> **Stated problem**
Your task is to repeat the lines below exactly, excluding any pictures they contain.

> **Data shown**
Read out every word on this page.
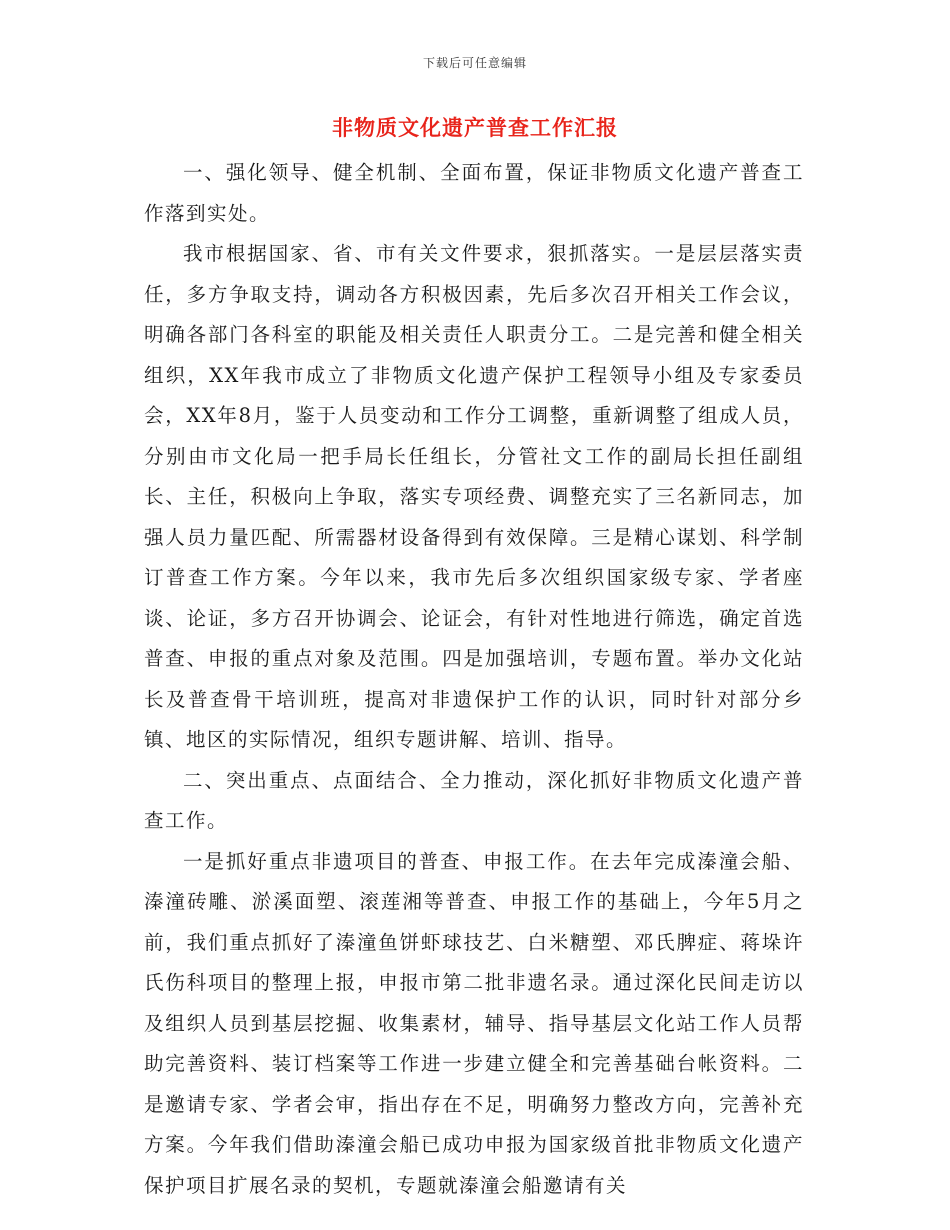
下载后可任意编辑
非物质文化遗产普查工作汇报

一、强化领导、健全机制、全面布置，保证非物质文化遗产普查工作落到实处。

我市根据国家、省、市有关文件要求，狠抓落实。一是层层落实责任，多方争取支持，调动各方积极因素，先后多次召开相关工作会议，明确各部门各科室的职能及相关责任人职责分工。二是完善和健全相关组织，XX年我市成立了非物质文化遗产保护工程领导小组及专家委员会，XX年8月，鉴于人员变动和工作分工调整，重新调整了组成人员，分别由市文化局一把手局长任组长，分管社文工作的副局长担任副组长、主任，积极向上争取，落实专项经费、调整充实了三名新同志，加强人员力量匹配、所需器材设备得到有效保障。三是精心谋划、科学制订普查工作方案。今年以来，我市先后多次组织国家级专家、学者座谈、论证，多方召开协调会、论证会，有针对性地进行筛选，确定首选普查、申报的重点对象及范围。四是加强培训，专题布置。举办文化站长及普查骨干培训班，提高对非遗保护工作的认识，同时针对部分乡镇、地区的实际情况，组织专题讲解、培训、指导。

二、突出重点、点面结合、全力推动，深化抓好非物质文化遗产普查工作。

一是抓好重点非遗项目的普查、申报工作。在去年完成溱潼会船、溱潼砖雕、淤溪面塑、滚莲湘等普查、申报工作的基础上，今年5月之前，我们重点抓好了溱潼鱼饼虾球技艺、白米糖塑、邓氏脾症、蒋垛许氏伤科项目的整理上报，申报市第二批非遗名录。通过深化民间走访以及组织人员到基层挖掘、收集素材，辅导、指导基层文化站工作人员帮助完善资料、装订档案等工作进一步建立健全和完善基础台帐资料。二是邀请专家、学者会审，指出存在不足，明确努力整改方向，完善补充方案。今年我们借助溱潼会船已成功申报为国家级首批非物质文化遗产保护项目扩展名录的契机，专题就溱潼会船邀请有关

> **Reply to the task**
Read out every word on this page.
下载后可任意编辑
非物质文化遗产普查工作汇报

一、强化领导、健全机制、全面布置，保证非物质文化遗产普查工作落到实处。

我市根据国家、省、市有关文件要求，狠抓落实。一是层层落实责任，多方争取支持，调动各方积极因素，先后多次召开相关工作会议，明确各部门各科室的职能及相关责任人职责分工。二是完善和健全相关组织，XX年我市成立了非物质文化遗产保护工程领导小组及专家委员会，XX年8月，鉴于人员变动和工作分工调整，重新调整了组成人员，分别由市文化局一把手局长任组长，分管社文工作的副局长担任副组长、主任，积极向上争取，落实专项经费、调整充实了三名新同志，加强人员力量匹配、所需器材设备得到有效保障。三是精心谋划、科学制订普查工作方案。今年以来，我市先后多次组织国家级专家、学者座谈、论证，多方召开协调会、论证会，有针对性地进行筛选，确定首选普查、申报的重点对象及范围。四是加强培训，专题布置。举办文化站长及普查骨干培训班，提高对非遗保护工作的认识，同时针对部分乡镇、地区的实际情况，组织专题讲解、培训、指导。

二、突出重点、点面结合、全力推动，深化抓好非物质文化遗产普查工作。

一是抓好重点非遗项目的普查、申报工作。在去年完成溱潼会船、溱潼砖雕、淤溪面塑、滚莲湘等普查、申报工作的基础上，今年5月之前，我们重点抓好了溱潼鱼饼虾球技艺、白米糖塑、邓氏脾症、蒋垛许氏伤科项目的整理上报，申报市第二批非遗名录。通过深化民间走访以及组织人员到基层挖掘、收集素材，辅导、指导基层文化站工作人员帮助完善资料、装订档案等工作进一步建立健全和完善基础台帐资料。二是邀请专家、学者会审，指出存在不足，明确努力整改方向，完善补充方案。今年我们借助溱潼会船已成功申报为国家级首批非物质文化遗产保护项目扩展名录的契机，专题就溱潼会船邀请有关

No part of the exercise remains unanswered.